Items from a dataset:
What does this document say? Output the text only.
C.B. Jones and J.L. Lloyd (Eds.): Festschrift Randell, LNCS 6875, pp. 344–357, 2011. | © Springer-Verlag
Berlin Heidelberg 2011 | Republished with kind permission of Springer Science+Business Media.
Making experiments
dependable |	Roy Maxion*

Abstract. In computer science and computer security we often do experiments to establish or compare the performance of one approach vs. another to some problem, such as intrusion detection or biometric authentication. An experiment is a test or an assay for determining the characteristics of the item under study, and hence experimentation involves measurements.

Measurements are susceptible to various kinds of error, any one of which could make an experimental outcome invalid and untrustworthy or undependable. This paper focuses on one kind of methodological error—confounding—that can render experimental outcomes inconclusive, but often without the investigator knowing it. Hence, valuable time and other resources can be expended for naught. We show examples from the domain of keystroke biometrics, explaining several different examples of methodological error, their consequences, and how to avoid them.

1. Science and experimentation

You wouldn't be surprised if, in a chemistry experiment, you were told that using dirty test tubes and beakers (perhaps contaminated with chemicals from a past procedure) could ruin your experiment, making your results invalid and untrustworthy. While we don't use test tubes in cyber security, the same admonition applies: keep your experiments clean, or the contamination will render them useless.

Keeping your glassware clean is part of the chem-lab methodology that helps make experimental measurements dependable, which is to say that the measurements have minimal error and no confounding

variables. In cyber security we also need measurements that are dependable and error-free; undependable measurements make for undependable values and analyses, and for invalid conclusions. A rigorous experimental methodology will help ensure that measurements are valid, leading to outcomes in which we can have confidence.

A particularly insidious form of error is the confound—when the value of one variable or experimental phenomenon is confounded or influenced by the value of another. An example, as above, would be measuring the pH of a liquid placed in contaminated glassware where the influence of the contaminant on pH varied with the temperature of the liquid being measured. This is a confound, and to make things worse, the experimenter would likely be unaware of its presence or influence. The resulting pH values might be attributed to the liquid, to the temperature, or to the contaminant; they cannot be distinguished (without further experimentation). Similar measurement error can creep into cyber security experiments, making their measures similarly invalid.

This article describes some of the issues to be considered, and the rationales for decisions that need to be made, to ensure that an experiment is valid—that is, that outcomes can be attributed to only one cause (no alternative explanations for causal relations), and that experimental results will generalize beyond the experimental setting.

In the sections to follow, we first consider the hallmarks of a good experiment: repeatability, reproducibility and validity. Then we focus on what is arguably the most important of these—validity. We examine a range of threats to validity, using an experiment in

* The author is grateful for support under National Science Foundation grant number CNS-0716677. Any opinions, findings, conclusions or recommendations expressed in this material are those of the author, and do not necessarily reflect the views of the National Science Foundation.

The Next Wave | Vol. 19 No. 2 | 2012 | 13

Exercise requirements:
Write out all of the entries above, exactly and in full.

Solution:
What does this document say? Output the text only.
C.B. Jones and J.L. Lloyd (Eds.): Festschrift Randell, LNCS 6875, pp. 344–357, 2011. | © Springer-Verlag
Berlin Heidelberg 2011 | Republished with kind permission of Springer Science+Business Media.
Making experiments
dependable |	Roy Maxion*

Abstract. In computer science and computer security we often do experiments to establish or compare the performance of one approach vs. another to some problem, such as intrusion detection or biometric authentication. An experiment is a test or an assay for determining the characteristics of the item under study, and hence experimentation involves measurements.

Measurements are susceptible to various kinds of error, any one of which could make an experimental outcome invalid and untrustworthy or undependable. This paper focuses on one kind of methodological error—confounding—that can render experimental outcomes inconclusive, but often without the investigator knowing it. Hence, valuable time and other resources can be expended for naught. We show examples from the domain of keystroke biometrics, explaining several different examples of methodological error, their consequences, and how to avoid them.

1. Science and experimentation

You wouldn't be surprised if, in a chemistry experiment, you were told that using dirty test tubes and beakers (perhaps contaminated with chemicals from a past procedure) could ruin your experiment, making your results invalid and untrustworthy. While we don't use test tubes in cyber security, the same admonition applies: keep your experiments clean, or the contamination will render them useless.

Keeping your glassware clean is part of the chem-lab methodology that helps make experimental measurements dependable, which is to say that the measurements have minimal error and no confounding

variables. In cyber security we also need measurements that are dependable and error-free; undependable measurements make for undependable values and analyses, and for invalid conclusions. A rigorous experimental methodology will help ensure that measurements are valid, leading to outcomes in which we can have confidence.

A particularly insidious form of error is the confound—when the value of one variable or experimental phenomenon is confounded or influenced by the value of another. An example, as above, would be measuring the pH of a liquid placed in contaminated glassware where the influence of the contaminant on pH varied with the temperature of the liquid being measured. This is a confound, and to make things worse, the experimenter would likely be unaware of its presence or influence. The resulting pH values might be attributed to the liquid, to the temperature, or to the contaminant; they cannot be distinguished (without further experimentation). Similar measurement error can creep into cyber security experiments, making their measures similarly invalid.

This article describes some of the issues to be considered, and the rationales for decisions that need to be made, to ensure that an experiment is valid—that is, that outcomes can be attributed to only one cause (no alternative explanations for causal relations), and that experimental results will generalize beyond the experimental setting.

In the sections to follow, we first consider the hallmarks of a good experiment: repeatability, reproducibility and validity. Then we focus on what is arguably the most important of these—validity. We examine a range of threats to validity, using an experiment in

* The author is grateful for support under National Science Foundation grant number CNS-0716677. Any opinions, findings, conclusions or recommendations expressed in this material are those of the author, and do not necessarily reflect the views of the National Science Foundation.

The Next Wave | Vol. 19 No. 2 | 2012 | 13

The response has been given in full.